(Stored data entries)
** begin **

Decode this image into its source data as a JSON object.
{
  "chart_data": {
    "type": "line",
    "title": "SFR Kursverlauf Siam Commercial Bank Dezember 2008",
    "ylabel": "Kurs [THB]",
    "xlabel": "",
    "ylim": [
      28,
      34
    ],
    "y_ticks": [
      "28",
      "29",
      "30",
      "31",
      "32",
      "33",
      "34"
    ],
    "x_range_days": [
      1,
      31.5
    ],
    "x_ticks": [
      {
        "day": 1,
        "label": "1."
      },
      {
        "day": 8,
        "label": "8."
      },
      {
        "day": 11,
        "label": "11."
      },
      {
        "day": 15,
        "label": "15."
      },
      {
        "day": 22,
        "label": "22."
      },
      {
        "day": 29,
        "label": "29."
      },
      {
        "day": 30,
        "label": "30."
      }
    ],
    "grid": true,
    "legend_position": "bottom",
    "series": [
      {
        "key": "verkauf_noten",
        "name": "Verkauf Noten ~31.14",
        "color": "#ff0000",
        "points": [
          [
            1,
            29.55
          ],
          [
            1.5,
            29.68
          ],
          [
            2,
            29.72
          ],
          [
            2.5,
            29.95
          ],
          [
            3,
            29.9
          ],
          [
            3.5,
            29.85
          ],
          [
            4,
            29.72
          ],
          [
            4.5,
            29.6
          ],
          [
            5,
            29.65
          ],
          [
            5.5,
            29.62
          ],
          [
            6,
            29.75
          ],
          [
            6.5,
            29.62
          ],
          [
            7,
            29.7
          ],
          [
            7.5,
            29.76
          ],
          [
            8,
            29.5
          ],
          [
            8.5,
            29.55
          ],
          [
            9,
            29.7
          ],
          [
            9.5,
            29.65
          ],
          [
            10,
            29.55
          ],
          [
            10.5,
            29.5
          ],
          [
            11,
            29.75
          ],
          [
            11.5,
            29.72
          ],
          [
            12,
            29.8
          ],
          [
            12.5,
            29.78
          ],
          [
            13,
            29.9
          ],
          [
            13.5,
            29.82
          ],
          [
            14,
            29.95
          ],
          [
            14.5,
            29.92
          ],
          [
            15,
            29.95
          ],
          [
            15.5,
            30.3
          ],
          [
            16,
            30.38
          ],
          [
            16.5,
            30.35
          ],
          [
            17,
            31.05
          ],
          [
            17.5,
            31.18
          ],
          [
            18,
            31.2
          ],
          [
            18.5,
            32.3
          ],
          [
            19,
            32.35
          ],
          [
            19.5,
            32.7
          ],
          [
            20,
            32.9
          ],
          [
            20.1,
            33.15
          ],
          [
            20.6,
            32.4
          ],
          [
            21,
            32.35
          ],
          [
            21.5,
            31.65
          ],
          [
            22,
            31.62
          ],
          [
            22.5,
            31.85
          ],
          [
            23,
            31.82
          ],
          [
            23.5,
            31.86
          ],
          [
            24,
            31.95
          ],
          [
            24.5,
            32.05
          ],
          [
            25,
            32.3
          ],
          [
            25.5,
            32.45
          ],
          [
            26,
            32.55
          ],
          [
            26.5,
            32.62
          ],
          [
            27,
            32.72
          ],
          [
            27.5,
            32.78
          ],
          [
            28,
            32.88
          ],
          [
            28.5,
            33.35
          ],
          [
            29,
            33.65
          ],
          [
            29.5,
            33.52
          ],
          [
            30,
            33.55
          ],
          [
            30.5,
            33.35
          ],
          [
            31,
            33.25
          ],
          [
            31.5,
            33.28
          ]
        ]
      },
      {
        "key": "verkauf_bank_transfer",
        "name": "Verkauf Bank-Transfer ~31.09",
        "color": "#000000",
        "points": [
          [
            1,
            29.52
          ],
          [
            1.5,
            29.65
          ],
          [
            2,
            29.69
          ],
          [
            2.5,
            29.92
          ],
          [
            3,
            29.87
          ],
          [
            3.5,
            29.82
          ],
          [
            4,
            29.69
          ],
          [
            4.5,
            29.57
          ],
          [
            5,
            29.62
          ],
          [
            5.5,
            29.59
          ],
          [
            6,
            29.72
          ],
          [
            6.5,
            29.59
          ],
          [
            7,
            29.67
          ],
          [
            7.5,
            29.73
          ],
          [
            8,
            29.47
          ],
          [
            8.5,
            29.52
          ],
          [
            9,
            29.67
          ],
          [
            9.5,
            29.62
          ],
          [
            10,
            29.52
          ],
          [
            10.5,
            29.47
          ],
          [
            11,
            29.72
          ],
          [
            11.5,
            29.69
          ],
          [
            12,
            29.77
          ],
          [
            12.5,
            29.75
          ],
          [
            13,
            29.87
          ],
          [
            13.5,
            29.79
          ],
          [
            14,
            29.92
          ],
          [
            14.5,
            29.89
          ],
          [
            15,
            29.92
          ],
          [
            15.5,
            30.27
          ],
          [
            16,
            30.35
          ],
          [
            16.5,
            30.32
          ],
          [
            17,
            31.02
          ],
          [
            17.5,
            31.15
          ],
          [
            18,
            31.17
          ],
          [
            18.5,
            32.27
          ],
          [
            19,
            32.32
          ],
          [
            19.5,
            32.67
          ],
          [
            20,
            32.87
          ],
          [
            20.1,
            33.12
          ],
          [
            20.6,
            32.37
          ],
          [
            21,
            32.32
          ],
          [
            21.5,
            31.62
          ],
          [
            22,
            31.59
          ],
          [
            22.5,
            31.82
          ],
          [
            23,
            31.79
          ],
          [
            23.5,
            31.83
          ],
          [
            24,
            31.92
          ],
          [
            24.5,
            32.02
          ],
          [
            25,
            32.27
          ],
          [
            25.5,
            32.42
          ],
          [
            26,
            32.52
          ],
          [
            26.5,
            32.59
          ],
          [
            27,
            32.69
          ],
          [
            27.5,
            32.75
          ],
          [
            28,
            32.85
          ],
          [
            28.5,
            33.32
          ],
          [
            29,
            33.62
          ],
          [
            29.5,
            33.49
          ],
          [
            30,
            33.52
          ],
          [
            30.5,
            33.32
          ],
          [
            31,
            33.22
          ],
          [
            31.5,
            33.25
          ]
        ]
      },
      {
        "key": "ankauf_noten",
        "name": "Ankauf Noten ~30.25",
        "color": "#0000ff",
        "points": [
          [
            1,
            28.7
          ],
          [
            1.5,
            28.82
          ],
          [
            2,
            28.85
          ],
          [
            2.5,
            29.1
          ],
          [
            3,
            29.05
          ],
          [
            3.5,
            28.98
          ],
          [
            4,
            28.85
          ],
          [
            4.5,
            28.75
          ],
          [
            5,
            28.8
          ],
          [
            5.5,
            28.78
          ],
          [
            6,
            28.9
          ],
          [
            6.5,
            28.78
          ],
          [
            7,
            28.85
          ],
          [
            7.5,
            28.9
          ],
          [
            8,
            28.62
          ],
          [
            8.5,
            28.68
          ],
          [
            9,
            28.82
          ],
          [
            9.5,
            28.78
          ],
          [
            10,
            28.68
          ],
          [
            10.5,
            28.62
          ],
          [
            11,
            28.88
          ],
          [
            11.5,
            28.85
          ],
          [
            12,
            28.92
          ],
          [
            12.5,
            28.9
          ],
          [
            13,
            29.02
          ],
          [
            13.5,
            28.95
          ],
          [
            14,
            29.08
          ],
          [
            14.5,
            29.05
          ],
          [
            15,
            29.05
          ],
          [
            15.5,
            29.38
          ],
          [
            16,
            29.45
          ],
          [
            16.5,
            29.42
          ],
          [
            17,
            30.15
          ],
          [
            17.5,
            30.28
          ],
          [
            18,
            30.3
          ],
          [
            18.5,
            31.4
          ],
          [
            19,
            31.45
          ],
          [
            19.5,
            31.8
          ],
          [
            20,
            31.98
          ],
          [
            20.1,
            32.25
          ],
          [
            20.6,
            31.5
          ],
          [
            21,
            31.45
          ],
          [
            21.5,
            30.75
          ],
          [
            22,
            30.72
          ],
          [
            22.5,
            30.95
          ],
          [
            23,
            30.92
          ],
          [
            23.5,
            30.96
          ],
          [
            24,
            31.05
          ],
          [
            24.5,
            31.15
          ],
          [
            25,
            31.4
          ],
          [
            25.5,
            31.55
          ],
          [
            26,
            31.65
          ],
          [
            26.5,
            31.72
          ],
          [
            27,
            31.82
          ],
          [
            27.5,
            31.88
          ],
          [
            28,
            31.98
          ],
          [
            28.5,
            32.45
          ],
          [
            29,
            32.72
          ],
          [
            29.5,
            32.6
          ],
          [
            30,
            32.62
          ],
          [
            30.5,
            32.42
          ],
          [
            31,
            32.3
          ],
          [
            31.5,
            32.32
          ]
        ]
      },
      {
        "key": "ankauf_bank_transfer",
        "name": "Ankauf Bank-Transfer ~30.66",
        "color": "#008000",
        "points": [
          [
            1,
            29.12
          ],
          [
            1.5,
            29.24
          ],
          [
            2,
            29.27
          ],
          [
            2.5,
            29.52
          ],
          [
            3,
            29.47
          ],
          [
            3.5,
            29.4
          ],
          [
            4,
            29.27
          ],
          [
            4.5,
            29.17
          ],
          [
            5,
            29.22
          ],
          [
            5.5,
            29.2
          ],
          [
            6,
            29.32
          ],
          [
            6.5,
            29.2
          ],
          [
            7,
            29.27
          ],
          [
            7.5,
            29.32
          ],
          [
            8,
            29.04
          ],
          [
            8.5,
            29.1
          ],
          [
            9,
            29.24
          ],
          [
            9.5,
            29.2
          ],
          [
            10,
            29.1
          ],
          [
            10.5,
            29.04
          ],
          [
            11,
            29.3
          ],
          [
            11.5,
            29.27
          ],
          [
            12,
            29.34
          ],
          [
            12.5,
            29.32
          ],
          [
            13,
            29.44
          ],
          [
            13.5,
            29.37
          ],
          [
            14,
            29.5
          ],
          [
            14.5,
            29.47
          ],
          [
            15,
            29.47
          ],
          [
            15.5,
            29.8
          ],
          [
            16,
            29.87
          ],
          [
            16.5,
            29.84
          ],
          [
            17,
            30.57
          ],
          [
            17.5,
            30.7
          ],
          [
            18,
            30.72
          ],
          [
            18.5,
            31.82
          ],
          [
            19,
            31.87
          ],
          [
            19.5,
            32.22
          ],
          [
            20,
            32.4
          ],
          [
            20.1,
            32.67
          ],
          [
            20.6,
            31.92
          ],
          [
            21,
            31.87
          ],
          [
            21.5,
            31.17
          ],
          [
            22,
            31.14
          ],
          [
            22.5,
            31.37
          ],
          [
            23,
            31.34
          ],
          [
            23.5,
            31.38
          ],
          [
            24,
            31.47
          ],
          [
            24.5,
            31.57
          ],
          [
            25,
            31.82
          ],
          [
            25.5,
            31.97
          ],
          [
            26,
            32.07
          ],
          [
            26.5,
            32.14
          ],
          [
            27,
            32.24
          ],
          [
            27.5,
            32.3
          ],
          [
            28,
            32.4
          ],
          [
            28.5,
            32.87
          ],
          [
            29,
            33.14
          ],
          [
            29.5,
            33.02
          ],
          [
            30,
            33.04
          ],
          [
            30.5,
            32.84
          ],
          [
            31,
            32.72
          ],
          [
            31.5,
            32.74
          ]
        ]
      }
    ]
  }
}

** end **

-- EXERCISE PROMPT --
Filter the records, keeping only lines that contain "color", and show those lines.

-- ANSWER TO THE EXERCISE --
        "color": "#ff0000",
        "color": "#000000",
        "color": "#0000ff",
        "color": "#008000",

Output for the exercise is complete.